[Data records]
══════════

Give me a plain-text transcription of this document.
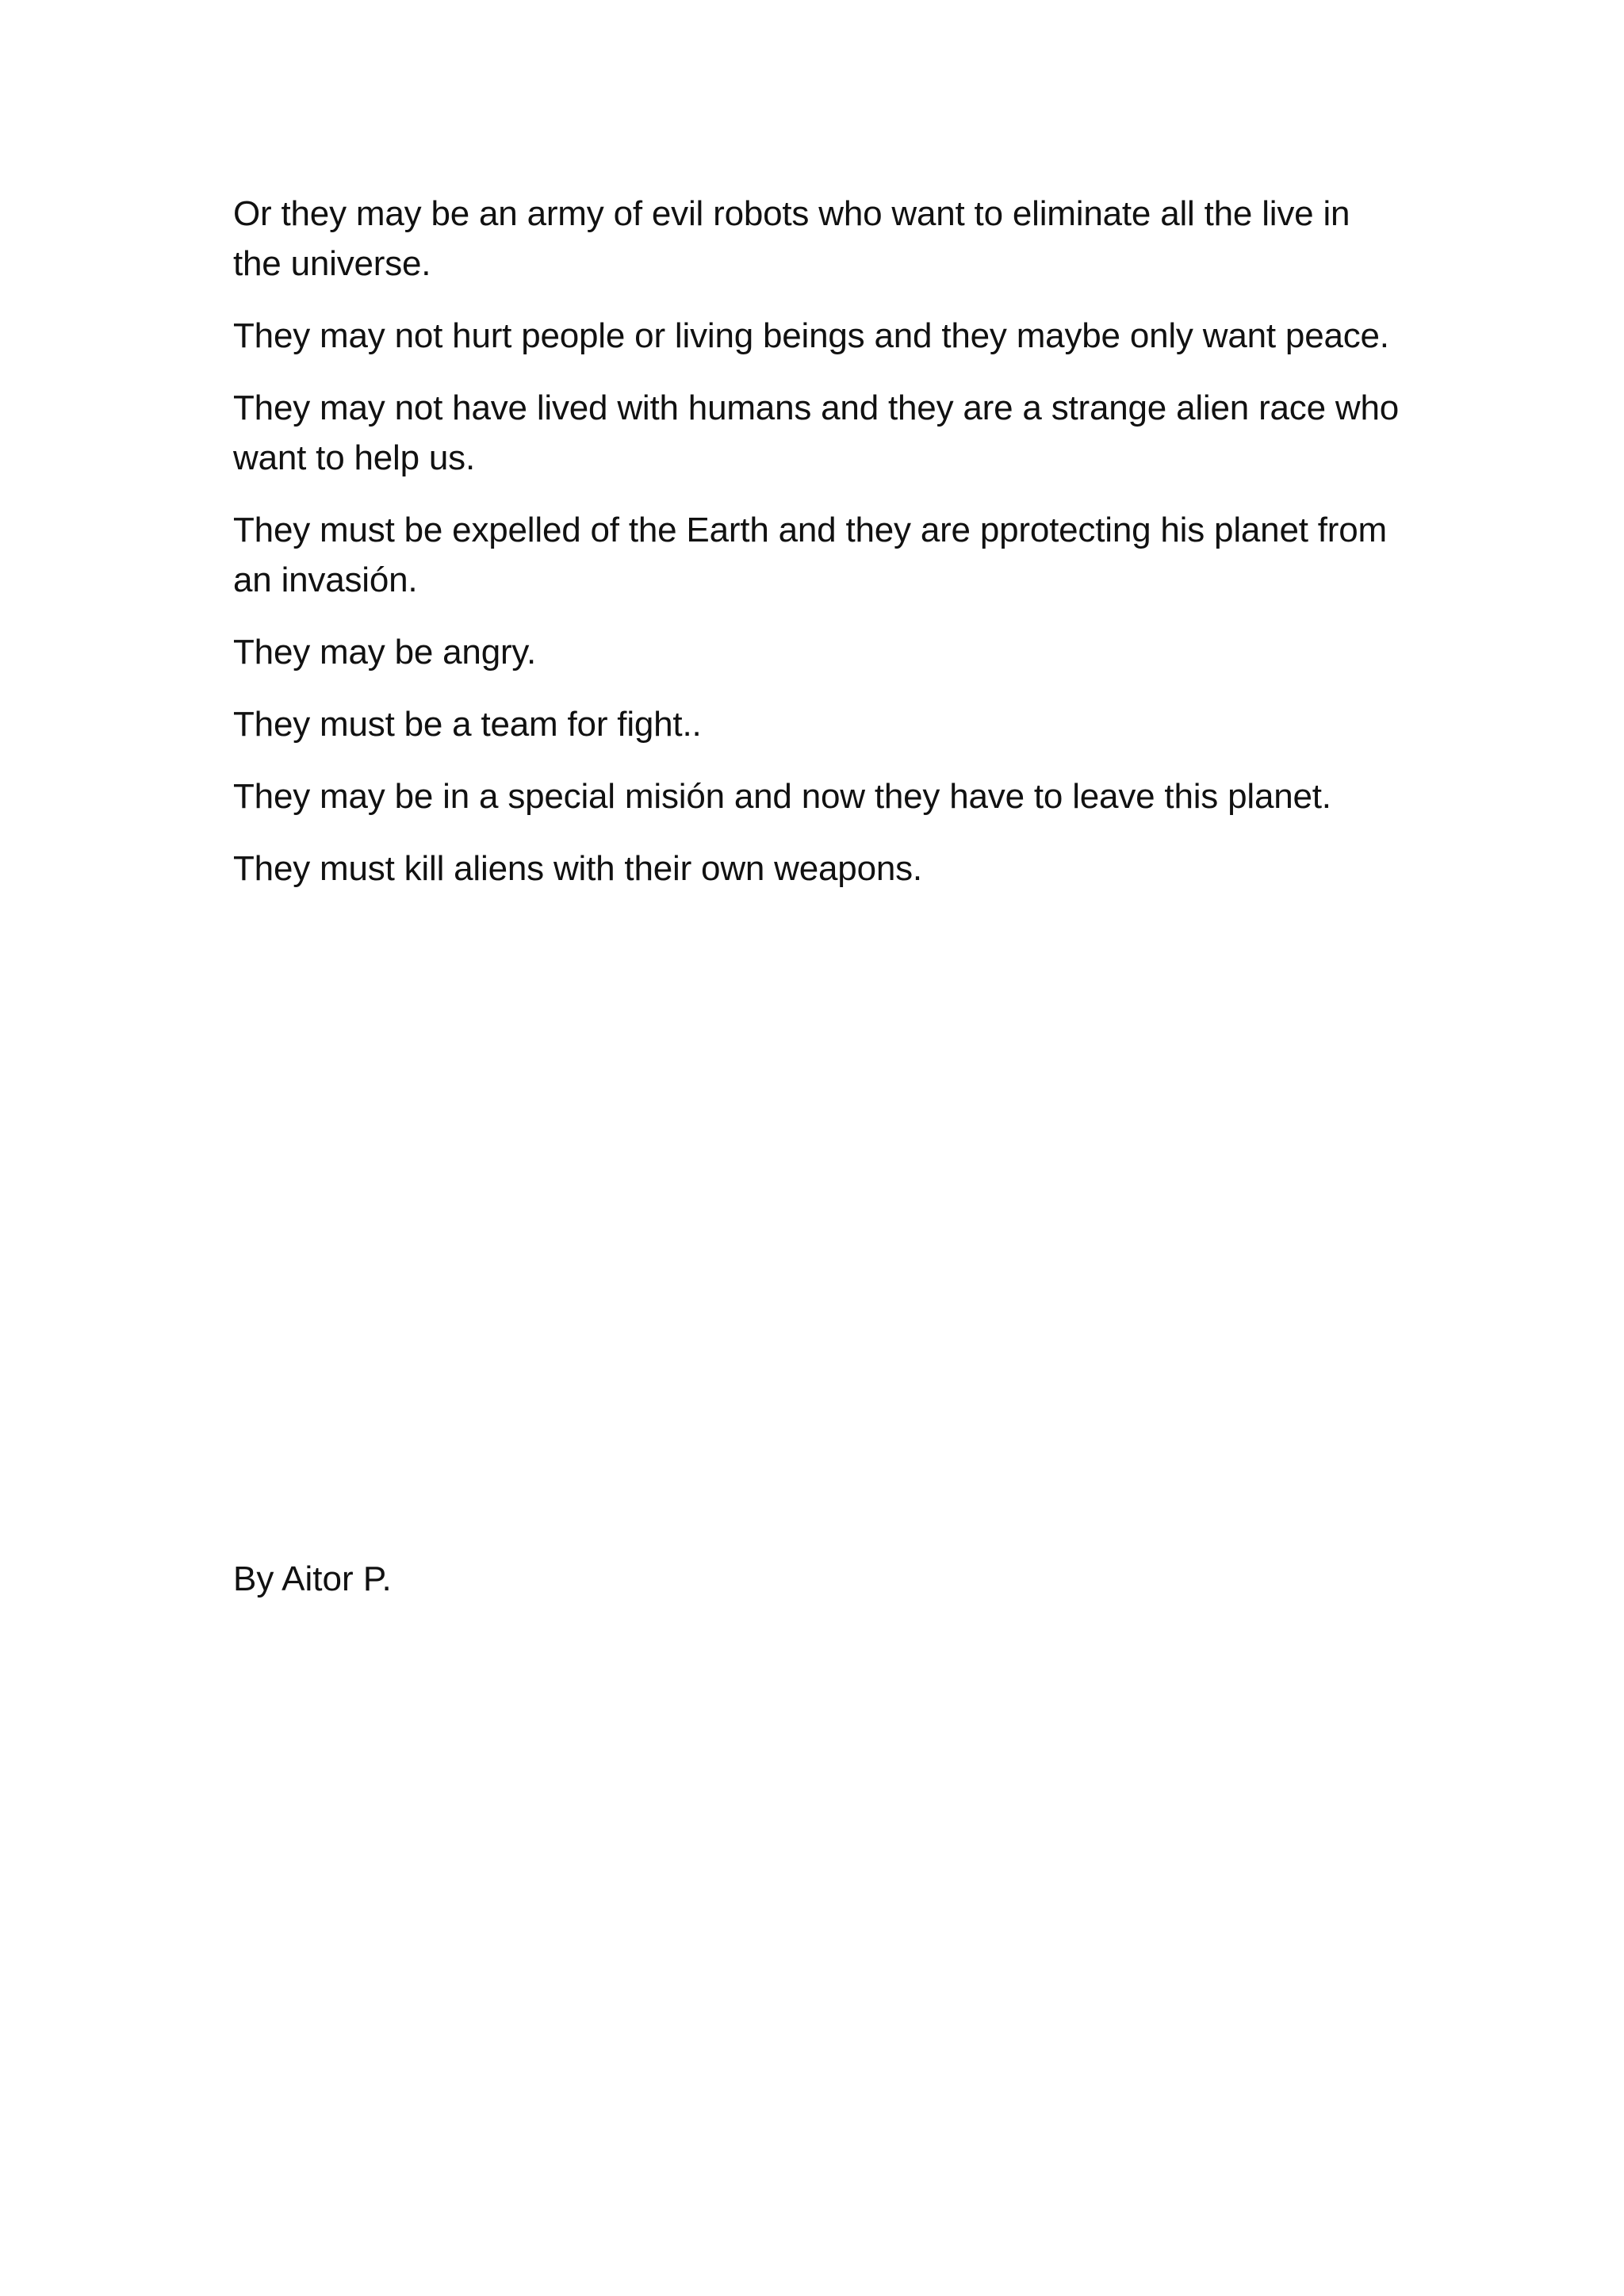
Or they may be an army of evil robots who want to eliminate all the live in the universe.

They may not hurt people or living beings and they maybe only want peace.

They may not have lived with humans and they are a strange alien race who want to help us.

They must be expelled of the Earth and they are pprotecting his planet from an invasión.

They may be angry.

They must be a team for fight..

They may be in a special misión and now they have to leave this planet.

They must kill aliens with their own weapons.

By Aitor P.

══════════

Work required: How many lines in the records above contain the word "must"? Reply with the number and nothing more.

Solution for this exercise: 3